[Element and region data]
● ● ● ●

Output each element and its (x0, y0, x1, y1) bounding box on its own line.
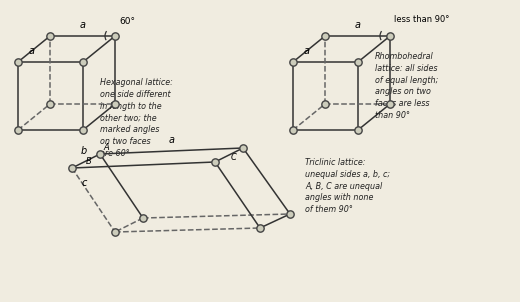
Text: a: a (304, 46, 310, 56)
Text: c: c (81, 178, 87, 188)
Point (386, 101, 394, 106)
Text: Rhombohedral
lattice: all sides
of equal length;
angles on two
faces are less
th: Rhombohedral lattice: all sides of equal… (375, 52, 438, 120)
Text: a: a (168, 135, 175, 145)
Point (321, 101, 329, 106)
Text: A: A (103, 143, 109, 152)
Point (354, 59, 362, 64)
Point (111, 101, 119, 106)
Text: B: B (86, 157, 92, 166)
Text: less than 90°: less than 90° (394, 15, 449, 24)
Point (111, 230, 119, 234)
Point (14, 59, 22, 64)
Point (79, 59, 87, 64)
Point (289, 127, 297, 132)
Point (286, 212, 294, 217)
Point (46, 101, 54, 106)
Point (111, 34, 119, 38)
Text: a: a (29, 46, 35, 56)
Point (211, 159, 219, 164)
Text: 60°: 60° (119, 17, 135, 26)
Text: b: b (81, 146, 87, 156)
Text: a: a (355, 20, 360, 30)
Point (386, 34, 394, 38)
Point (14, 127, 22, 132)
Point (239, 146, 247, 150)
Point (46, 34, 54, 38)
Point (289, 59, 297, 64)
Point (96, 152, 104, 156)
Point (139, 216, 147, 220)
Text: Hexagonal lattice:
one side different
in length to the
other two; the
marked ang: Hexagonal lattice: one side different in… (100, 78, 173, 158)
Point (321, 34, 329, 38)
Point (256, 226, 264, 230)
Point (68, 165, 76, 170)
Point (354, 127, 362, 132)
Text: Triclinic lattice:
unequal sides a, b, c;
A, B, C are unequal
angles with none
o: Triclinic lattice: unequal sides a, b, c… (305, 158, 390, 214)
Text: a: a (80, 20, 85, 30)
Text: C: C (231, 153, 237, 162)
Point (79, 127, 87, 132)
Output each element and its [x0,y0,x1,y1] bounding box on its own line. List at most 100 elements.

● ● ● ●

**Exercise aim**
Copy the records word for word, starting at the line that contains "Text: a: a (304, 46, 310, 56)" and ending with the last line of the records, including both.

**Final answer**
Text: a: a (304, 46, 310, 56)
Text: c: c (81, 178, 87, 188)
Point (386, 101, 394, 106)
Text: Rhombohedral
lattice: all sides
of equal length;
angles on two
faces are less
th: Rhombohedral lattice: all sides of equal… (375, 52, 438, 120)
Text: a: a (168, 135, 175, 145)
Point (321, 101, 329, 106)
Text: A: A (103, 143, 109, 152)
Point (354, 59, 362, 64)
Point (111, 101, 119, 106)
Text: B: B (86, 157, 92, 166)
Text: less than 90°: less than 90° (394, 15, 449, 24)
Point (111, 230, 119, 234)
Point (14, 59, 22, 64)
Point (79, 59, 87, 64)
Point (289, 127, 297, 132)
Point (286, 212, 294, 217)
Point (46, 101, 54, 106)
Point (111, 34, 119, 38)
Text: a: a (29, 46, 35, 56)
Point (211, 159, 219, 164)
Text: 60°: 60° (119, 17, 135, 26)
Text: b: b (81, 146, 87, 156)
Text: a: a (355, 20, 360, 30)
Point (386, 34, 394, 38)
Point (14, 127, 22, 132)
Point (239, 146, 247, 150)
Point (46, 34, 54, 38)
Point (289, 59, 297, 64)
Point (96, 152, 104, 156)
Point (139, 216, 147, 220)
Text: Hexagonal lattice:
one side different
in length to the
other two; the
marked ang: Hexagonal lattice: one side different in… (100, 78, 173, 158)
Point (321, 34, 329, 38)
Point (256, 226, 264, 230)
Point (68, 165, 76, 170)
Point (354, 127, 362, 132)
Text: Triclinic lattice:
unequal sides a, b, c;
A, B, C are unequal
angles with none
o: Triclinic lattice: unequal sides a, b, c… (305, 158, 390, 214)
Text: a: a (80, 20, 85, 30)
Text: C: C (231, 153, 237, 162)
Point (79, 127, 87, 132)
Output each element and its [x0,y0,x1,y1] bounding box on its own line. List at most 100 elements.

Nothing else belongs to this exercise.